Exercise objective: Retype each entry below, keeping every character the same.

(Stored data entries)
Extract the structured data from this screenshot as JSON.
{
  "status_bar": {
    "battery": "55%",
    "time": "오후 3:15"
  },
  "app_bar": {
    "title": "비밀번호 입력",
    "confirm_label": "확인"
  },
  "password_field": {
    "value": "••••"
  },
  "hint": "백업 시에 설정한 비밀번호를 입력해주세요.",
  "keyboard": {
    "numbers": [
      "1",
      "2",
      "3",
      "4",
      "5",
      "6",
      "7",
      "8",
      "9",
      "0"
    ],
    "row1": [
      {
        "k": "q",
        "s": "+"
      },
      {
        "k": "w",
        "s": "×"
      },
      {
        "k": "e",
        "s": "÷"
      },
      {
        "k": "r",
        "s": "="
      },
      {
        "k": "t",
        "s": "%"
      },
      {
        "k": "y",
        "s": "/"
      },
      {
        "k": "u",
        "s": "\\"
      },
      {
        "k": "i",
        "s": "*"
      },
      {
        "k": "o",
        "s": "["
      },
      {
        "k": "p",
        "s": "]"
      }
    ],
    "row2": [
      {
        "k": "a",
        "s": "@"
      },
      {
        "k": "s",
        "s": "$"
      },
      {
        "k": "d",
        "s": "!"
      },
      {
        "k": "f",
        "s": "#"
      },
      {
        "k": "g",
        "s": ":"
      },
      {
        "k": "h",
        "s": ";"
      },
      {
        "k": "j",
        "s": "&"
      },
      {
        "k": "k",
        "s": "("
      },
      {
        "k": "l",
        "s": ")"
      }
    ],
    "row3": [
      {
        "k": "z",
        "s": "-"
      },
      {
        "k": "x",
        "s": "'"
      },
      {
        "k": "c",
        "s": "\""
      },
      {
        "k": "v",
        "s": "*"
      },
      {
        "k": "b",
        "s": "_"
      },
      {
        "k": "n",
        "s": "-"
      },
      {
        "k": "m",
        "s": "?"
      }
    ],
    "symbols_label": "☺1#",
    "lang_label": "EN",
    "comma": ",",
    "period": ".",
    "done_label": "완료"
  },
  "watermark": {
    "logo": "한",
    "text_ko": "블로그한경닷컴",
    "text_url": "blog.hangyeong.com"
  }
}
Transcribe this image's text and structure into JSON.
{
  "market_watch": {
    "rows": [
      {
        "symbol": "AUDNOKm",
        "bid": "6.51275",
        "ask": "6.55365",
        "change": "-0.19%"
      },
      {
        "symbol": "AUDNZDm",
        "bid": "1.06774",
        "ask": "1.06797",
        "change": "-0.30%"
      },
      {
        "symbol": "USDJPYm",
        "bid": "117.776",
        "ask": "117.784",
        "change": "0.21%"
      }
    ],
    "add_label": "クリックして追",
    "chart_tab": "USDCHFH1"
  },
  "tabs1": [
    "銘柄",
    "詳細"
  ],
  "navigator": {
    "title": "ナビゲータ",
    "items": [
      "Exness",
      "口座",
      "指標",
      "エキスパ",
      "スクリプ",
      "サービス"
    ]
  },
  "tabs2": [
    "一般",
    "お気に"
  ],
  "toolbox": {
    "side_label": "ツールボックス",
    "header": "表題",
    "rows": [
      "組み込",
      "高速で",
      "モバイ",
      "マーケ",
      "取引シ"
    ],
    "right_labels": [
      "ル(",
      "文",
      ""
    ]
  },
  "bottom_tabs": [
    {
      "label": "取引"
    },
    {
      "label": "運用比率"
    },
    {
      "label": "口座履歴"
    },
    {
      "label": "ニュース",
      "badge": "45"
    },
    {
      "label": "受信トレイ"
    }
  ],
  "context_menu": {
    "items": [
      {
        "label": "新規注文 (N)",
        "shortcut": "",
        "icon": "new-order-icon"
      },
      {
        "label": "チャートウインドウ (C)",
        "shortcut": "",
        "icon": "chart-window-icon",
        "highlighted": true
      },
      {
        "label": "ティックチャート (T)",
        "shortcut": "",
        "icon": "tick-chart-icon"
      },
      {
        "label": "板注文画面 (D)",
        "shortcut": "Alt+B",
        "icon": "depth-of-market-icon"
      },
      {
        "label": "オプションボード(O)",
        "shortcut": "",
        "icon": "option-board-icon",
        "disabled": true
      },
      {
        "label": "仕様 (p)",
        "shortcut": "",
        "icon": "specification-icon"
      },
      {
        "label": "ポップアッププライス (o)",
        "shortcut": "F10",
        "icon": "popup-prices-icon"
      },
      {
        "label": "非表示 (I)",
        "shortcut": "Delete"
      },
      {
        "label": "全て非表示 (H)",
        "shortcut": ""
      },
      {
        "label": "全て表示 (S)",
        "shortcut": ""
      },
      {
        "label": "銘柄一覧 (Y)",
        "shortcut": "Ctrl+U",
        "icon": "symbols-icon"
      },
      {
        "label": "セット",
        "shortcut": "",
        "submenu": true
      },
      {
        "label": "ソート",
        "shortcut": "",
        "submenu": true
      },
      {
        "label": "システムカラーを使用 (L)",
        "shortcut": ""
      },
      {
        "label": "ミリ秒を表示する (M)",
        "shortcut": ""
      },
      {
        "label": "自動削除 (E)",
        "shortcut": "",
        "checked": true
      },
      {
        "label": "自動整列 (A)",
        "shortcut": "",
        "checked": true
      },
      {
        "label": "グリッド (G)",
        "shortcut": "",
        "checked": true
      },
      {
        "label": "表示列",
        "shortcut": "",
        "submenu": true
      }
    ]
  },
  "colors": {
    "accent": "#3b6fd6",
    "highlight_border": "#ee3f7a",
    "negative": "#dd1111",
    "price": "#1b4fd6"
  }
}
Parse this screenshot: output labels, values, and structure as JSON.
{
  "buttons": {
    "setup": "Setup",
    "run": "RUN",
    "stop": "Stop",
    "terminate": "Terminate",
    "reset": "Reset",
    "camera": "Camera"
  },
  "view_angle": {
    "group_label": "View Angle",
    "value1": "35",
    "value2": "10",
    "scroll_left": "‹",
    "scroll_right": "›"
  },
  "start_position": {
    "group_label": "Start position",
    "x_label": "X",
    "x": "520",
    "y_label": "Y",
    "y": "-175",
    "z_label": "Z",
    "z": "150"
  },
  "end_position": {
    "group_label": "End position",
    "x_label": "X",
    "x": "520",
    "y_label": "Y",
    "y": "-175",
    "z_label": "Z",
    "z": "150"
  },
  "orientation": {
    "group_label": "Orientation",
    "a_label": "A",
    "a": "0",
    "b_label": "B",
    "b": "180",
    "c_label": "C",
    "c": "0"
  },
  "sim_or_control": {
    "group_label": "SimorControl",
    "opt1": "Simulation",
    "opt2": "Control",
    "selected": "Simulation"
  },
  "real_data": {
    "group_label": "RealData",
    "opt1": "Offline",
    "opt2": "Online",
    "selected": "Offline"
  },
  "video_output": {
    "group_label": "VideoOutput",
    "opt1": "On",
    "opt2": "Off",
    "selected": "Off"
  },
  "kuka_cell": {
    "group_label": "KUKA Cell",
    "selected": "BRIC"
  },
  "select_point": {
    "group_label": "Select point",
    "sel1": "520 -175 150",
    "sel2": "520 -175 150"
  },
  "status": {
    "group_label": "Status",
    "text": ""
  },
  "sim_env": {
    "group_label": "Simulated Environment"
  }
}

Final answer:
Extract the structured data from this screenshot as JSON.
{
  "status_bar": {
    "battery": "55%",
    "time": "오후 3:15"
  },
  "app_bar": {
    "title": "비밀번호 입력",
    "confirm_label": "확인"
  },
  "password_field": {
    "value": "••••"
  },
  "hint": "백업 시에 설정한 비밀번호를 입력해주세요.",
  "keyboard": {
    "numbers": [
      "1",
      "2",
      "3",
      "4",
      "5",
      "6",
      "7",
      "8",
      "9",
      "0"
    ],
    "row1": [
      {
        "k": "q",
        "s": "+"
      },
      {
        "k": "w",
        "s": "×"
      },
      {
        "k": "e",
        "s": "÷"
      },
      {
        "k": "r",
        "s": "="
      },
      {
        "k": "t",
        "s": "%"
      },
      {
        "k": "y",
        "s": "/"
      },
      {
        "k": "u",
        "s": "\\"
      },
      {
        "k": "i",
        "s": "*"
      },
      {
        "k": "o",
        "s": "["
      },
      {
        "k": "p",
        "s": "]"
      }
    ],
    "row2": [
      {
        "k": "a",
        "s": "@"
      },
      {
        "k": "s",
        "s": "$"
      },
      {
        "k": "d",
        "s": "!"
      },
      {
        "k": "f",
        "s": "#"
      },
      {
        "k": "g",
        "s": ":"
      },
      {
        "k": "h",
        "s": ";"
      },
      {
        "k": "j",
        "s": "&"
      },
      {
        "k": "k",
        "s": "("
      },
      {
        "k": "l",
        "s": ")"
      }
    ],
    "row3": [
      {
        "k": "z",
        "s": "-"
      },
      {
        "k": "x",
        "s": "'"
      },
      {
        "k": "c",
        "s": "\""
      },
      {
        "k": "v",
        "s": "*"
      },
      {
        "k": "b",
        "s": "_"
      },
      {
        "k": "n",
        "s": "-"
      },
      {
        "k": "m",
        "s": "?"
      }
    ],
    "symbols_label": "☺1#",
    "lang_label": "EN",
    "comma": ",",
    "period": ".",
    "done_label": "완료"
  },
  "watermark": {
    "logo": "한",
    "text_ko": "블로그한경닷컴",
    "text_url": "blog.hangyeong.com"
  }
}
Transcribe this image's text and structure into JSON.
{
  "market_watch": {
    "rows": [
      {
        "symbol": "AUDNOKm",
        "bid": "6.51275",
        "ask": "6.55365",
        "change": "-0.19%"
      },
      {
        "symbol": "AUDNZDm",
        "bid": "1.06774",
        "ask": "1.06797",
        "change": "-0.30%"
      },
      {
        "symbol": "USDJPYm",
        "bid": "117.776",
        "ask": "117.784",
        "change": "0.21%"
      }
    ],
    "add_label": "クリックして追",
    "chart_tab": "USDCHFH1"
  },
  "tabs1": [
    "銘柄",
    "詳細"
  ],
  "navigator": {
    "title": "ナビゲータ",
    "items": [
      "Exness",
      "口座",
      "指標",
      "エキスパ",
      "スクリプ",
      "サービス"
    ]
  },
  "tabs2": [
    "一般",
    "お気に"
  ],
  "toolbox": {
    "side_label": "ツールボックス",
    "header": "表題",
    "rows": [
      "組み込",
      "高速で",
      "モバイ",
      "マーケ",
      "取引シ"
    ],
    "right_labels": [
      "ル(",
      "文",
      ""
    ]
  },
  "bottom_tabs": [
    {
      "label": "取引"
    },
    {
      "label": "運用比率"
    },
    {
      "label": "口座履歴"
    },
    {
      "label": "ニュース",
      "badge": "45"
    },
    {
      "label": "受信トレイ"
    }
  ],
  "context_menu": {
    "items": [
      {
        "label": "新規注文 (N)",
        "shortcut": "",
        "icon": "new-order-icon"
      },
      {
        "label": "チャートウインドウ (C)",
        "shortcut": "",
        "icon": "chart-window-icon",
        "highlighted": true
      },
      {
        "label": "ティックチャート (T)",
        "shortcut": "",
        "icon": "tick-chart-icon"
      },
      {
        "label": "板注文画面 (D)",
        "shortcut": "Alt+B",
        "icon": "depth-of-market-icon"
      },
      {
        "label": "オプションボード(O)",
        "shortcut": "",
        "icon": "option-board-icon",
        "disabled": true
      },
      {
        "label": "仕様 (p)",
        "shortcut": "",
        "icon": "specification-icon"
      },
      {
        "label": "ポップアッププライス (o)",
        "shortcut": "F10",
        "icon": "popup-prices-icon"
      },
      {
        "label": "非表示 (I)",
        "shortcut": "Delete"
      },
      {
        "label": "全て非表示 (H)",
        "shortcut": ""
      },
      {
        "label": "全て表示 (S)",
        "shortcut": ""
      },
      {
        "label": "銘柄一覧 (Y)",
        "shortcut": "Ctrl+U",
        "icon": "symbols-icon"
      },
      {
        "label": "セット",
        "shortcut": "",
        "submenu": true
      },
      {
        "label": "ソート",
        "shortcut": "",
        "submenu": true
      },
      {
        "label": "システムカラーを使用 (L)",
        "shortcut": ""
      },
      {
        "label": "ミリ秒を表示する (M)",
        "shortcut": ""
      },
      {
        "label": "自動削除 (E)",
        "shortcut": "",
        "checked": true
      },
      {
        "label": "自動整列 (A)",
        "shortcut": "",
        "checked": true
      },
      {
        "label": "グリッド (G)",
        "shortcut": "",
        "checked": true
      },
      {
        "label": "表示列",
        "shortcut": "",
        "submenu": true
      }
    ]
  },
  "colors": {
    "accent": "#3b6fd6",
    "highlight_border": "#ee3f7a",
    "negative": "#dd1111",
    "price": "#1b4fd6"
  }
}
Parse this screenshot: output labels, values, and structure as JSON.
{
  "buttons": {
    "setup": "Setup",
    "run": "RUN",
    "stop": "Stop",
    "terminate": "Terminate",
    "reset": "Reset",
    "camera": "Camera"
  },
  "view_angle": {
    "group_label": "View Angle",
    "value1": "35",
    "value2": "10",
    "scroll_left": "‹",
    "scroll_right": "›"
  },
  "start_position": {
    "group_label": "Start position",
    "x_label": "X",
    "x": "520",
    "y_label": "Y",
    "y": "-175",
    "z_label": "Z",
    "z": "150"
  },
  "end_position": {
    "group_label": "End position",
    "x_label": "X",
    "x": "520",
    "y_label": "Y",
    "y": "-175",
    "z_label": "Z",
    "z": "150"
  },
  "orientation": {
    "group_label": "Orientation",
    "a_label": "A",
    "a": "0",
    "b_label": "B",
    "b": "180",
    "c_label": "C",
    "c": "0"
  },
  "sim_or_control": {
    "group_label": "SimorControl",
    "opt1": "Simulation",
    "opt2": "Control",
    "selected": "Simulation"
  },
  "real_data": {
    "group_label": "RealData",
    "opt1": "Offline",
    "opt2": "Online",
    "selected": "Offline"
  },
  "video_output": {
    "group_label": "VideoOutput",
    "opt1": "On",
    "opt2": "Off",
    "selected": "Off"
  },
  "kuka_cell": {
    "group_label": "KUKA Cell",
    "selected": "BRIC"
  },
  "select_point": {
    "group_label": "Select point",
    "sel1": "520 -175 150",
    "sel2": "520 -175 150"
  },
  "status": {
    "group_label": "Status",
    "text": ""
  },
  "sim_env": {
    "group_label": "Simulated Environment"
  }
}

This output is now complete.